Input data:

◇ ◇ ◇ ◇

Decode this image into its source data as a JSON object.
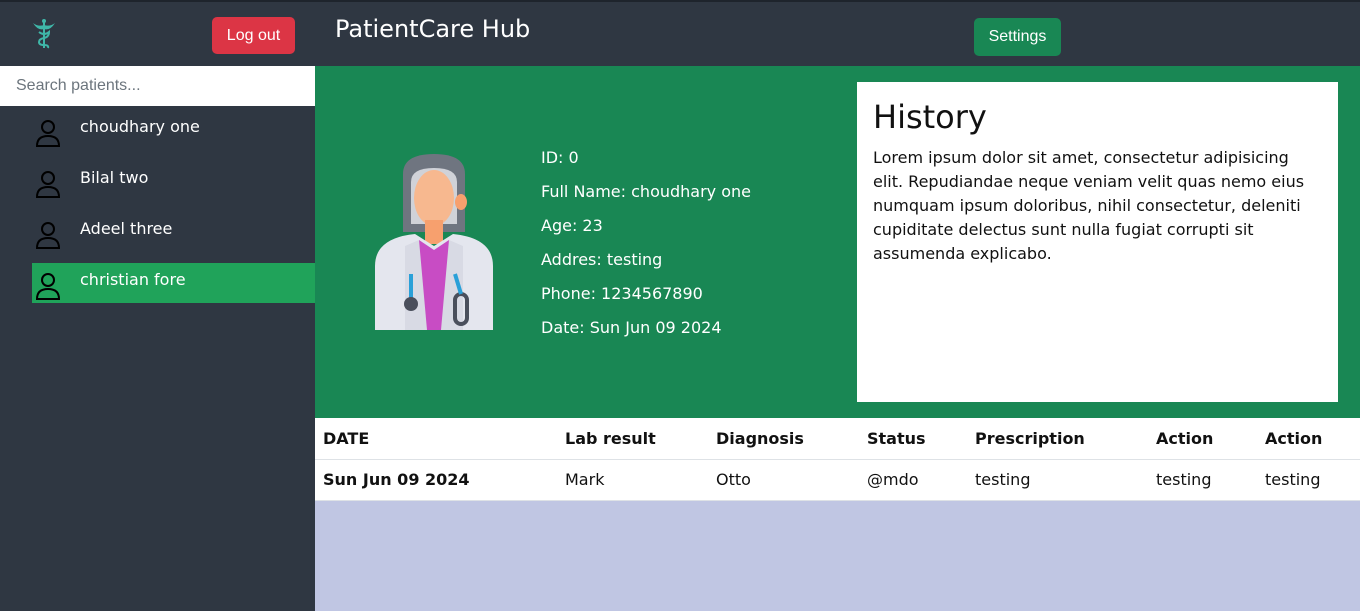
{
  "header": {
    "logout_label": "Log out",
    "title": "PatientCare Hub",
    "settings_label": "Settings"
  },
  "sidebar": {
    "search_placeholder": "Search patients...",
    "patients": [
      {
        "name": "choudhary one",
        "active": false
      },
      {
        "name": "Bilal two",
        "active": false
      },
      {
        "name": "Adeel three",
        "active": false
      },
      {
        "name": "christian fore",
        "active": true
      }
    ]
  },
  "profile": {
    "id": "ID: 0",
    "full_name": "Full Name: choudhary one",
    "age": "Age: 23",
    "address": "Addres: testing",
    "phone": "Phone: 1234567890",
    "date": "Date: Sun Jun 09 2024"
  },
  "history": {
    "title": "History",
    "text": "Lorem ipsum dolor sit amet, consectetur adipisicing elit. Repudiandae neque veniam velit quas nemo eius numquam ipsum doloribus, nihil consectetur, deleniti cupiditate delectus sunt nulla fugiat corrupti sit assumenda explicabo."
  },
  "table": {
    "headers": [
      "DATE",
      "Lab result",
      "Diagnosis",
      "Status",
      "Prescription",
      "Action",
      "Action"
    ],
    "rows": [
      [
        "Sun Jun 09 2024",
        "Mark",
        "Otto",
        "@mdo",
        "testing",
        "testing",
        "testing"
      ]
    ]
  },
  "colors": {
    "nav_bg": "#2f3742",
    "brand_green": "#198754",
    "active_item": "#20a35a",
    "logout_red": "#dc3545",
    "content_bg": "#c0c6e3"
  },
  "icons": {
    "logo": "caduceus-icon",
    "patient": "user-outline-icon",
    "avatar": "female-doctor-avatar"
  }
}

◇ ◇ ◇ ◇

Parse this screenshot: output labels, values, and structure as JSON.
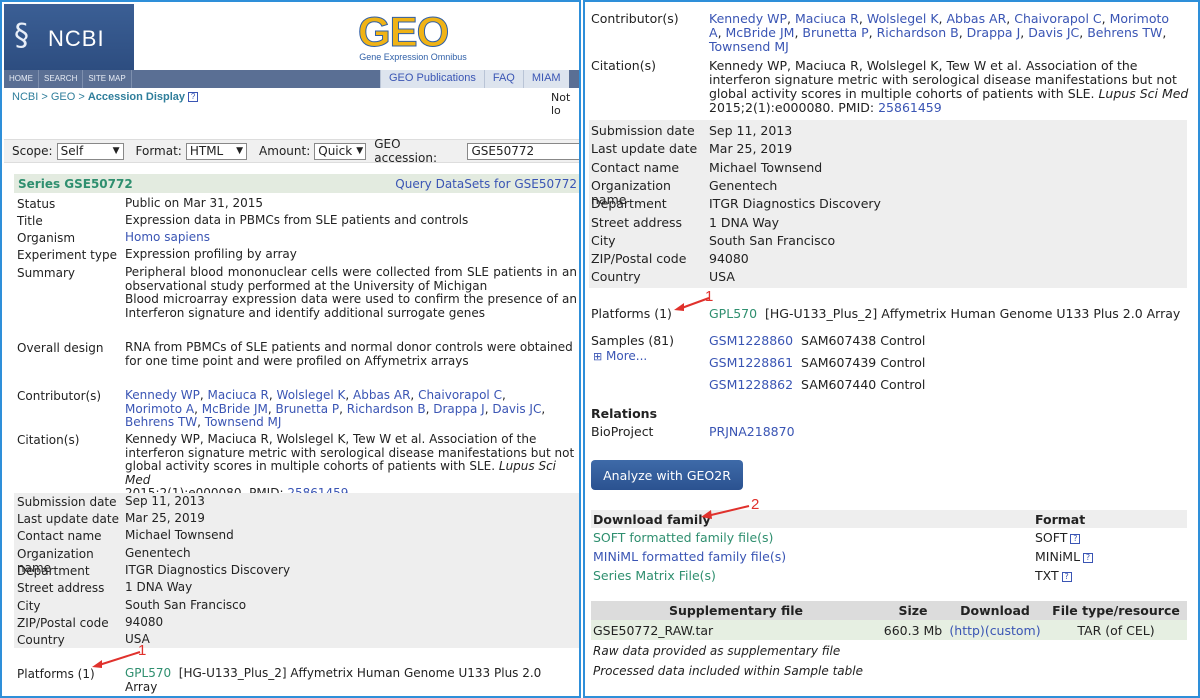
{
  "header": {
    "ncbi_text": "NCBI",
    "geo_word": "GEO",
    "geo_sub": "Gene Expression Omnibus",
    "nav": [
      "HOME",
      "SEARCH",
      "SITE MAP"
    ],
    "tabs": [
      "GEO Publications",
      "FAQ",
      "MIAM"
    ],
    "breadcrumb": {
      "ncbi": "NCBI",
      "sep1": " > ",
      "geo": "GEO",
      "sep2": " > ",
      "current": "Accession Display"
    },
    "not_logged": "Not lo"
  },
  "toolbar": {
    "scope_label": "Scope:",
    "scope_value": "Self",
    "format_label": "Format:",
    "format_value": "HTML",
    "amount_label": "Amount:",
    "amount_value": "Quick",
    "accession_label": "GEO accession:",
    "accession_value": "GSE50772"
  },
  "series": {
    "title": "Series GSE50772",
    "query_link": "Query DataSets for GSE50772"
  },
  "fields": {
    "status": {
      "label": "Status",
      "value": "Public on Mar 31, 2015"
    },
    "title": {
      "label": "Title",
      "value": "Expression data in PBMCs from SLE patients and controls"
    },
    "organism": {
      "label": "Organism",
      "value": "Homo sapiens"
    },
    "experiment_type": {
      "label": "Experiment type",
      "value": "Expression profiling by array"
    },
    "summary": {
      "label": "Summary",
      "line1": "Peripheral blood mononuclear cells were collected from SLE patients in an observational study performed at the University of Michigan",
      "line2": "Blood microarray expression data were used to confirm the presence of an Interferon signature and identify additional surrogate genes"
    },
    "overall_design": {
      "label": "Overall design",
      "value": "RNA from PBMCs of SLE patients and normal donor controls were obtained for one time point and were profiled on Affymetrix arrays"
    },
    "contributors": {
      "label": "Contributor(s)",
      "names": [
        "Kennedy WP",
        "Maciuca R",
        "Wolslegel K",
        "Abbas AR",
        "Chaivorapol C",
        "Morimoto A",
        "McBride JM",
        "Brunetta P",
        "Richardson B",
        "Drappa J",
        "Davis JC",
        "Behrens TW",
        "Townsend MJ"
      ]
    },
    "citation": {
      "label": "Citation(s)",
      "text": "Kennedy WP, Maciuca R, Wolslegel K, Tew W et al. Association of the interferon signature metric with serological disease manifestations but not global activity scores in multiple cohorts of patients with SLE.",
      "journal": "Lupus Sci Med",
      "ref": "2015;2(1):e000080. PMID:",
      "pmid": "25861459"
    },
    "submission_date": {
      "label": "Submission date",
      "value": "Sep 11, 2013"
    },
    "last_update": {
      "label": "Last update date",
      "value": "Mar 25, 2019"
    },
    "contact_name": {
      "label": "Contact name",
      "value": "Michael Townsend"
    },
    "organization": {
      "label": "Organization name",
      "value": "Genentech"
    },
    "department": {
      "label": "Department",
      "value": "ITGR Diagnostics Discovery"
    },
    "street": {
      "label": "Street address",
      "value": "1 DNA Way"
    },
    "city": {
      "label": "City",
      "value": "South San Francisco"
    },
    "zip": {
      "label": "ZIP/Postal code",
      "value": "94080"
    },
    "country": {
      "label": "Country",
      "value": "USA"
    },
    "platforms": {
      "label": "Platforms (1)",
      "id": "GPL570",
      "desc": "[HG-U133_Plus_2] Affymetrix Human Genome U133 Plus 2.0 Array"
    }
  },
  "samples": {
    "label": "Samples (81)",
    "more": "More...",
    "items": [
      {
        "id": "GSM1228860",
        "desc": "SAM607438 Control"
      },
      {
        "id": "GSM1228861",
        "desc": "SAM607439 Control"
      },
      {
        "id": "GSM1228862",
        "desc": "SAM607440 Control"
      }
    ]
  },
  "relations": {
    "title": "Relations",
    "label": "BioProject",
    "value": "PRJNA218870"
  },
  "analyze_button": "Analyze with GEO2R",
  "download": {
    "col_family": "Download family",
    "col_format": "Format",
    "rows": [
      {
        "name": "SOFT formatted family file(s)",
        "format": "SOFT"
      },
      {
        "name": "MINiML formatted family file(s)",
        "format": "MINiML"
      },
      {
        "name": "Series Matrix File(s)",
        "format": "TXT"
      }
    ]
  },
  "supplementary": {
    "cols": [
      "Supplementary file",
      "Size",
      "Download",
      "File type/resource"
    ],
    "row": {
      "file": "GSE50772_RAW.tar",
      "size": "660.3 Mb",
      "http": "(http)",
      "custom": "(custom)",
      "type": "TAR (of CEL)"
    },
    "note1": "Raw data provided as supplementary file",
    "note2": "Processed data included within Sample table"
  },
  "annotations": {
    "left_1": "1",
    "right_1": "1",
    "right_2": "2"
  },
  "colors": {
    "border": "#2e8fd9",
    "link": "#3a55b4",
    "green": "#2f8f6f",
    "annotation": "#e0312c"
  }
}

◇ ◇ ◇ ◇

Across the records above, tally the lines that contain "desc" and return the number alone.

4